Task directions >>
Return the count of lines with the string "circle" in them, and nothing else.

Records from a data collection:
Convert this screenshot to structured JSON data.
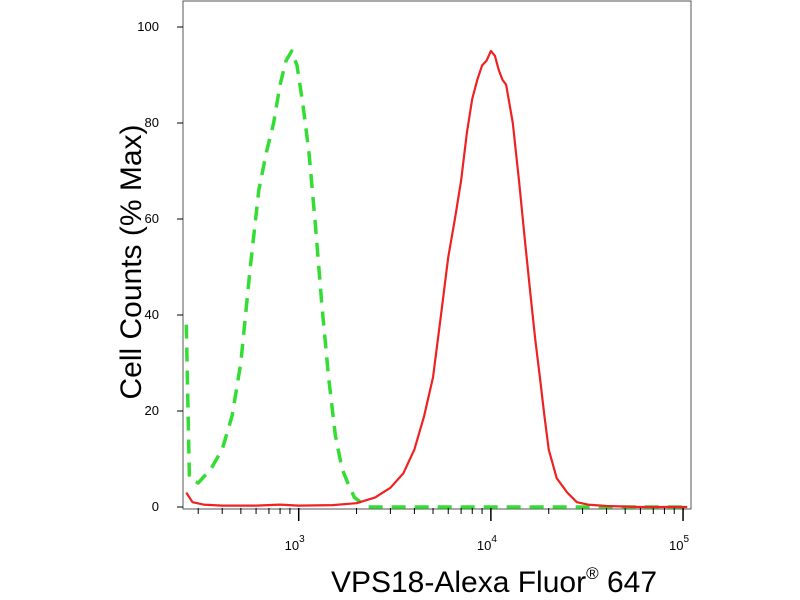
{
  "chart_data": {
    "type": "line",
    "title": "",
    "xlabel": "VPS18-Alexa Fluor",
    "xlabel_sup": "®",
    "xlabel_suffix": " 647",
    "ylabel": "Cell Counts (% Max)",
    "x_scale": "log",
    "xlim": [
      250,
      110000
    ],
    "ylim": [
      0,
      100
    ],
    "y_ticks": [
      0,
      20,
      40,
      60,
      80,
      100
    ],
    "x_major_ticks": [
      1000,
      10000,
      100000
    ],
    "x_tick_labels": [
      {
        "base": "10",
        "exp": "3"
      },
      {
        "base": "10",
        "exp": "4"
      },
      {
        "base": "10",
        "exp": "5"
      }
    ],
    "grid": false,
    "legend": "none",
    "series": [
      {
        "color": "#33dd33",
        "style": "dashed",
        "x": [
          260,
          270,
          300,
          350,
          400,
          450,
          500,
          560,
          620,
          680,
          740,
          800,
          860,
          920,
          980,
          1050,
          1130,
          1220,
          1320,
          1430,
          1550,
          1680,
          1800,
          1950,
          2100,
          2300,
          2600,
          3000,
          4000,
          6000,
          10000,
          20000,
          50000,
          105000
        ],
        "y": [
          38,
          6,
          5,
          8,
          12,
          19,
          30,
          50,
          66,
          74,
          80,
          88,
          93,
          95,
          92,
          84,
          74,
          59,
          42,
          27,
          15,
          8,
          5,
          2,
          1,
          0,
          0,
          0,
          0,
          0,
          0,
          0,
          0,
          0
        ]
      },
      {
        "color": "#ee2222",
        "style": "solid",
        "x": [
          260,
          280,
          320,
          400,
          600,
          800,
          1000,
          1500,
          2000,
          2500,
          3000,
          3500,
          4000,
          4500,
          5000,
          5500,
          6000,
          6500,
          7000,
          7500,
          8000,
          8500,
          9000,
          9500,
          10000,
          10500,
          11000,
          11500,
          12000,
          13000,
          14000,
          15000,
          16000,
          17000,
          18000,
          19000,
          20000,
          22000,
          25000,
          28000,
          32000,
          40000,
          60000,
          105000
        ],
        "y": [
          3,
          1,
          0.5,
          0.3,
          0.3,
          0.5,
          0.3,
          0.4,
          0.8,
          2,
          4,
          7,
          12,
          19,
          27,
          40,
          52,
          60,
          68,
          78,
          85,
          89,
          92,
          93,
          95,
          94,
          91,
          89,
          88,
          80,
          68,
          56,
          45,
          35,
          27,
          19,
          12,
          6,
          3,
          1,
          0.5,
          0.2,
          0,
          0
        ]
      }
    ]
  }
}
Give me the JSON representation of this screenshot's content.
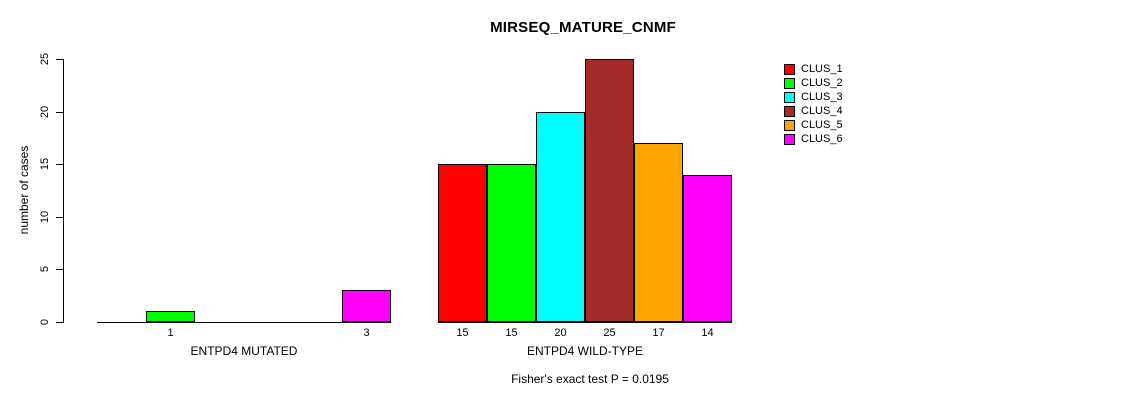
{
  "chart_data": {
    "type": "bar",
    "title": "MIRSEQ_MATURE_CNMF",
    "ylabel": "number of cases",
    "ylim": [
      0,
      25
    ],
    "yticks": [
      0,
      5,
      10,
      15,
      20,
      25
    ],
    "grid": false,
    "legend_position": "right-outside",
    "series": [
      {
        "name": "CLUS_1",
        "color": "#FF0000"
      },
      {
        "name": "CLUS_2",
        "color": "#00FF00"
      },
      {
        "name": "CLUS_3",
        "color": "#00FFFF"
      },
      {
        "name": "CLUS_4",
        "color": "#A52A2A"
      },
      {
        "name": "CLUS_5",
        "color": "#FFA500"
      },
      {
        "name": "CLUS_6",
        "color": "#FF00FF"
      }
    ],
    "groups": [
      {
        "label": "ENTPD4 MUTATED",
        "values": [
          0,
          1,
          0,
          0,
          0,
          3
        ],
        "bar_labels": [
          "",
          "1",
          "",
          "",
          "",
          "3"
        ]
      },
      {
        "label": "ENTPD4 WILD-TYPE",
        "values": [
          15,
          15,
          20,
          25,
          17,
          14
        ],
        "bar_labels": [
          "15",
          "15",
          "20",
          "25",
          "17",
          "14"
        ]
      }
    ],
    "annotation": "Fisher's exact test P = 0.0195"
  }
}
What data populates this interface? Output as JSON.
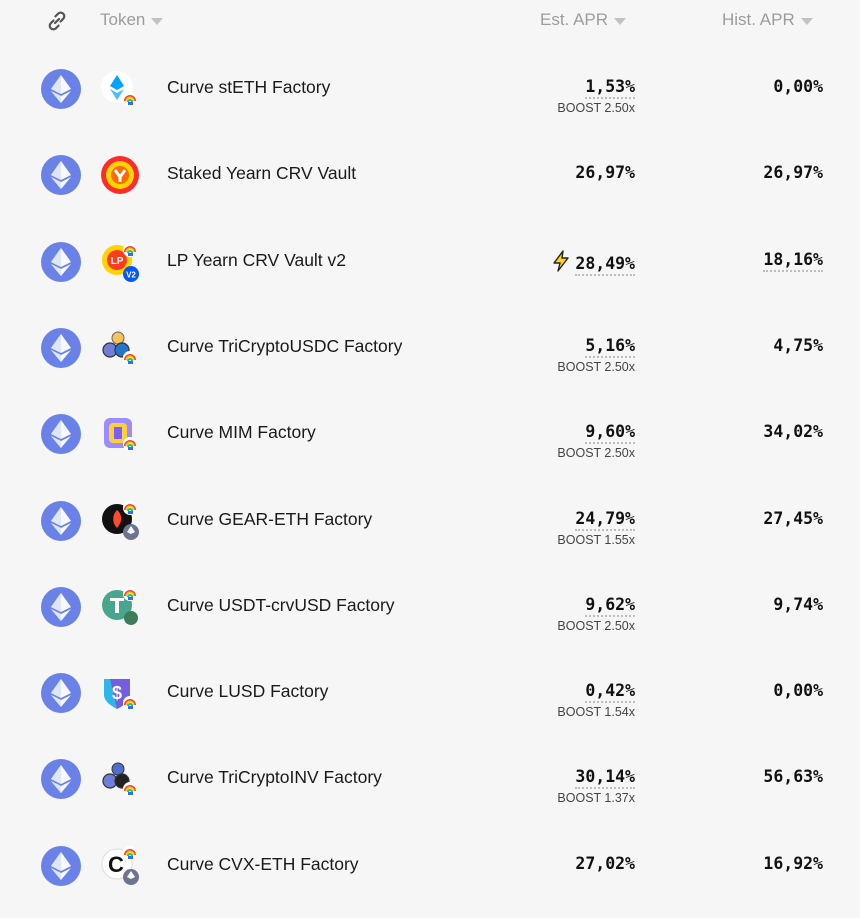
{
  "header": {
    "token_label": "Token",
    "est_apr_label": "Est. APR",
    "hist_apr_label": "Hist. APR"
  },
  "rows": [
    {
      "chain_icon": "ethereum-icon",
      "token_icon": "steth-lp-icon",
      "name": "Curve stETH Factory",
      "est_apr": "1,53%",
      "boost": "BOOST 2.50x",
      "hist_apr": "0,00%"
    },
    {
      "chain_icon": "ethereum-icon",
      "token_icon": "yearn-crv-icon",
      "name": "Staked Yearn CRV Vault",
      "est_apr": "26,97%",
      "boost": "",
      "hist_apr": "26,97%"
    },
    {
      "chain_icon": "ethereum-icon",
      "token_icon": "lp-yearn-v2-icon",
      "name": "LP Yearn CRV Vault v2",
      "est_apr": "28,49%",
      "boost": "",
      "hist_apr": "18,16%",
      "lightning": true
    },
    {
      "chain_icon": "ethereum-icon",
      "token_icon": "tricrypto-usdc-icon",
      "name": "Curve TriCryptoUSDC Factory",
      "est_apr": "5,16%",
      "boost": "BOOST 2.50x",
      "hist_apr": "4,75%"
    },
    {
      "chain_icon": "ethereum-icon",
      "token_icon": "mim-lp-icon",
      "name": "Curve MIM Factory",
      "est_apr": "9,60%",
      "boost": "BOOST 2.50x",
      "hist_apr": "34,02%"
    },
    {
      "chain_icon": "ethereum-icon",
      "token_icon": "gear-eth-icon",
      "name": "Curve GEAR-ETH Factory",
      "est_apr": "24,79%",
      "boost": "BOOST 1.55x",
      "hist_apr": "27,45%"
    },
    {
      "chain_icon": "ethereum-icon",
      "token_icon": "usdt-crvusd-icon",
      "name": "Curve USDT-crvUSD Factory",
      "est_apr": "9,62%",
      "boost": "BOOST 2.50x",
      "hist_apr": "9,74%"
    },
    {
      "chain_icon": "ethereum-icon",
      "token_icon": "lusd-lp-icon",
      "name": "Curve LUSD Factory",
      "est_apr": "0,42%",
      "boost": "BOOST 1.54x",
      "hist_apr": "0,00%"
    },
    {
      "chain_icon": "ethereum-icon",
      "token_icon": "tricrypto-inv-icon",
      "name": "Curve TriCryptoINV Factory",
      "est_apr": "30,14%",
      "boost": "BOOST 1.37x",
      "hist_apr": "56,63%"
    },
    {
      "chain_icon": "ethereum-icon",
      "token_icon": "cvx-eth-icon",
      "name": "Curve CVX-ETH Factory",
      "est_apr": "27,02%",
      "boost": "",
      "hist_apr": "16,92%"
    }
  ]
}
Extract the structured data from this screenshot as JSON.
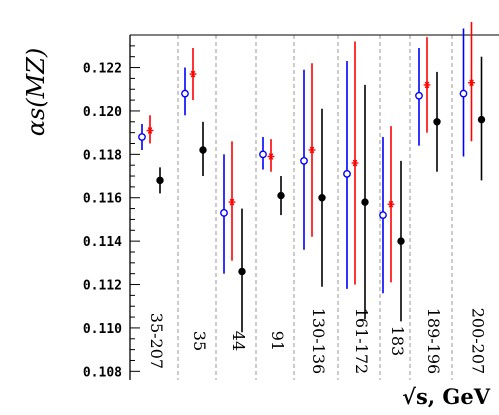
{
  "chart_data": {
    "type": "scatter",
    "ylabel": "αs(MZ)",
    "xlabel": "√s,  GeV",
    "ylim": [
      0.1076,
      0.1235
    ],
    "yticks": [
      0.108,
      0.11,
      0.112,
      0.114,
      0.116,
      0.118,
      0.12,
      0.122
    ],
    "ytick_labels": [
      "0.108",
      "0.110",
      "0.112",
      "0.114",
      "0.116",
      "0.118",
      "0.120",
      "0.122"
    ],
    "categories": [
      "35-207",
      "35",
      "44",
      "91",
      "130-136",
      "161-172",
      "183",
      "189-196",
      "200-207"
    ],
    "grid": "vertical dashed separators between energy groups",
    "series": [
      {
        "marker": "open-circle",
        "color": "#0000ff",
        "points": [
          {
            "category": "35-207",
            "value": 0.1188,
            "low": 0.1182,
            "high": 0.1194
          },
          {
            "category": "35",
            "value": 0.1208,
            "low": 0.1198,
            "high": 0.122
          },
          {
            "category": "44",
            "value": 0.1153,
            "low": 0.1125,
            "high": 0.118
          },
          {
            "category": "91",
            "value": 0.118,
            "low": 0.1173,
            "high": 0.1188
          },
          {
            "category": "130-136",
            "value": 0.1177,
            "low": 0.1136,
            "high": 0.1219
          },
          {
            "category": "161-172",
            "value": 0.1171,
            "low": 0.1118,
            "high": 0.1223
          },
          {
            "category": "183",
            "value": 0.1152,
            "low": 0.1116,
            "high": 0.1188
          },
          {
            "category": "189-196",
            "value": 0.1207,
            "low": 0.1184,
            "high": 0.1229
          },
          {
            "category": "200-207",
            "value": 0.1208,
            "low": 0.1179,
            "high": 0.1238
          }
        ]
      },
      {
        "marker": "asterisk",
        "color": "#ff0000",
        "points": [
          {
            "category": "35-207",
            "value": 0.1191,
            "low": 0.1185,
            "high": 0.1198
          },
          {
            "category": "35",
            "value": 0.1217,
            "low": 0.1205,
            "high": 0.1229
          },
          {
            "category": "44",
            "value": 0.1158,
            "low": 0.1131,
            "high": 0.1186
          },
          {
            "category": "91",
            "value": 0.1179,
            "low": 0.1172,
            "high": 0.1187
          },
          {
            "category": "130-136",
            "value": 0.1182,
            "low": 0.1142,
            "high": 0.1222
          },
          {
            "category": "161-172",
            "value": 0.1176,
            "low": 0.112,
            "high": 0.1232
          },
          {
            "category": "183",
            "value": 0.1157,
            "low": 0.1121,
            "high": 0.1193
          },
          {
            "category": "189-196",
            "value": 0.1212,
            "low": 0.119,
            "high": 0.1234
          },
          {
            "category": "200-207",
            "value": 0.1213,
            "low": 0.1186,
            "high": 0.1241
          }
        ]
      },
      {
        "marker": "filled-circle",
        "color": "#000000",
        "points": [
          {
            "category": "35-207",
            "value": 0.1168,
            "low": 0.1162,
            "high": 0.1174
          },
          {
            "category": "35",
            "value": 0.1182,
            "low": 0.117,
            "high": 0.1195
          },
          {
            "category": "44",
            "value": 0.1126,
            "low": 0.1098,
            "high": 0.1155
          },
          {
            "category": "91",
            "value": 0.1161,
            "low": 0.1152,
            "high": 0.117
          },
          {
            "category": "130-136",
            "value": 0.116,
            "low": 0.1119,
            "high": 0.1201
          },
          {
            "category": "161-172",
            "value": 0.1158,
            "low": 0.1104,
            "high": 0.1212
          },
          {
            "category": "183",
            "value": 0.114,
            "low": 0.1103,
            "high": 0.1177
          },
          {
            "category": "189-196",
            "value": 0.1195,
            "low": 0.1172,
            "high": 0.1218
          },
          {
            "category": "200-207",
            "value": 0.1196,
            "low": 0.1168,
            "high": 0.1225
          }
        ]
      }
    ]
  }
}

Result of this task >>
2